» **Stated problem**
The listing beneath should be written out in full, exactly as shown.

» **Records for the exercise**
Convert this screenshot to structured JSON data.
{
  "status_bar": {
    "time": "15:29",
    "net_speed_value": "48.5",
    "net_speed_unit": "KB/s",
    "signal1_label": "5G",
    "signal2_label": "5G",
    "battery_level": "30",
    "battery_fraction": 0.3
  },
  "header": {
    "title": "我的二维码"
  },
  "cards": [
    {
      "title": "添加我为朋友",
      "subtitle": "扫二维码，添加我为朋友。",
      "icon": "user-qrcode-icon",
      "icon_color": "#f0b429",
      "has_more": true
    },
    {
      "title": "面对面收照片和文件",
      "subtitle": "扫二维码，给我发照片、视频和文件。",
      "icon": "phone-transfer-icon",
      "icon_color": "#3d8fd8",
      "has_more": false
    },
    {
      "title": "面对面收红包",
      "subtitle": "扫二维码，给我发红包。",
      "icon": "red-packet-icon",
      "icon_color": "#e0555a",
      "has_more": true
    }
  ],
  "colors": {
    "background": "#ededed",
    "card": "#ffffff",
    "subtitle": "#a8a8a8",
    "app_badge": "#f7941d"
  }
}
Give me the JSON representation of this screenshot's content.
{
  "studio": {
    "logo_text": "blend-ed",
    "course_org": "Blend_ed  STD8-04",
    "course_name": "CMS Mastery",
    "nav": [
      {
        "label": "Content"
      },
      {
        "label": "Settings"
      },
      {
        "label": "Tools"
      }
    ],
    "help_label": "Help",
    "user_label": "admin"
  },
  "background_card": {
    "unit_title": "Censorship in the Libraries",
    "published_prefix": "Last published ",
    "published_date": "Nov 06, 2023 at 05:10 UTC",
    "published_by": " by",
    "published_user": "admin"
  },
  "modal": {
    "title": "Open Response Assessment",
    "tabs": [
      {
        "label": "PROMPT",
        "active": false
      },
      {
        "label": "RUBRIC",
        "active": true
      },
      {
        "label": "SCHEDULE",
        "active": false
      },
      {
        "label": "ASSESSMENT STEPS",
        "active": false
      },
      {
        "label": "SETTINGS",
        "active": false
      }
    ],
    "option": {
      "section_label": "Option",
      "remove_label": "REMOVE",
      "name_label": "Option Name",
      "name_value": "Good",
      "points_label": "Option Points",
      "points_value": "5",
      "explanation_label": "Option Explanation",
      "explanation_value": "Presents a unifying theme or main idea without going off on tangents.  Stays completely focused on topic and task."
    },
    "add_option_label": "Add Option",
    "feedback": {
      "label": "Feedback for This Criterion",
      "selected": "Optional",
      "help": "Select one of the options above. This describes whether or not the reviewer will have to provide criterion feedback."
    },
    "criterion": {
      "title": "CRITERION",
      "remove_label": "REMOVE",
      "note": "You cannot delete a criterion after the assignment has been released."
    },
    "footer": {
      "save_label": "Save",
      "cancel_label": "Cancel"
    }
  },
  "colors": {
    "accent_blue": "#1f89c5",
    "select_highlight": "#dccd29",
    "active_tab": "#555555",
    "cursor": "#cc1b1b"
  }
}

» **The output**
Convert this screenshot to structured JSON data.
{
  "status_bar": {
    "time": "15:29",
    "net_speed_value": "48.5",
    "net_speed_unit": "KB/s",
    "signal1_label": "5G",
    "signal2_label": "5G",
    "battery_level": "30",
    "battery_fraction": 0.3
  },
  "header": {
    "title": "我的二维码"
  },
  "cards": [
    {
      "title": "添加我为朋友",
      "subtitle": "扫二维码，添加我为朋友。",
      "icon": "user-qrcode-icon",
      "icon_color": "#f0b429",
      "has_more": true
    },
    {
      "title": "面对面收照片和文件",
      "subtitle": "扫二维码，给我发照片、视频和文件。",
      "icon": "phone-transfer-icon",
      "icon_color": "#3d8fd8",
      "has_more": false
    },
    {
      "title": "面对面收红包",
      "subtitle": "扫二维码，给我发红包。",
      "icon": "red-packet-icon",
      "icon_color": "#e0555a",
      "has_more": true
    }
  ],
  "colors": {
    "background": "#ededed",
    "card": "#ffffff",
    "subtitle": "#a8a8a8",
    "app_badge": "#f7941d"
  }
}
Give me the JSON representation of this screenshot's content.
{
  "studio": {
    "logo_text": "blend-ed",
    "course_org": "Blend_ed  STD8-04",
    "course_name": "CMS Mastery",
    "nav": [
      {
        "label": "Content"
      },
      {
        "label": "Settings"
      },
      {
        "label": "Tools"
      }
    ],
    "help_label": "Help",
    "user_label": "admin"
  },
  "background_card": {
    "unit_title": "Censorship in the Libraries",
    "published_prefix": "Last published ",
    "published_date": "Nov 06, 2023 at 05:10 UTC",
    "published_by": " by",
    "published_user": "admin"
  },
  "modal": {
    "title": "Open Response Assessment",
    "tabs": [
      {
        "label": "PROMPT",
        "active": false
      },
      {
        "label": "RUBRIC",
        "active": true
      },
      {
        "label": "SCHEDULE",
        "active": false
      },
      {
        "label": "ASSESSMENT STEPS",
        "active": false
      },
      {
        "label": "SETTINGS",
        "active": false
      }
    ],
    "option": {
      "section_label": "Option",
      "remove_label": "REMOVE",
      "name_label": "Option Name",
      "name_value": "Good",
      "points_label": "Option Points",
      "points_value": "5",
      "explanation_label": "Option Explanation",
      "explanation_value": "Presents a unifying theme or main idea without going off on tangents.  Stays completely focused on topic and task."
    },
    "add_option_label": "Add Option",
    "feedback": {
      "label": "Feedback for This Criterion",
      "selected": "Optional",
      "help": "Select one of the options above. This describes whether or not the reviewer will have to provide criterion feedback."
    },
    "criterion": {
      "title": "CRITERION",
      "remove_label": "REMOVE",
      "note": "You cannot delete a criterion after the assignment has been released."
    },
    "footer": {
      "save_label": "Save",
      "cancel_label": "Cancel"
    }
  },
  "colors": {
    "accent_blue": "#1f89c5",
    "select_highlight": "#dccd29",
    "active_tab": "#555555",
    "cursor": "#cc1b1b"
  }
}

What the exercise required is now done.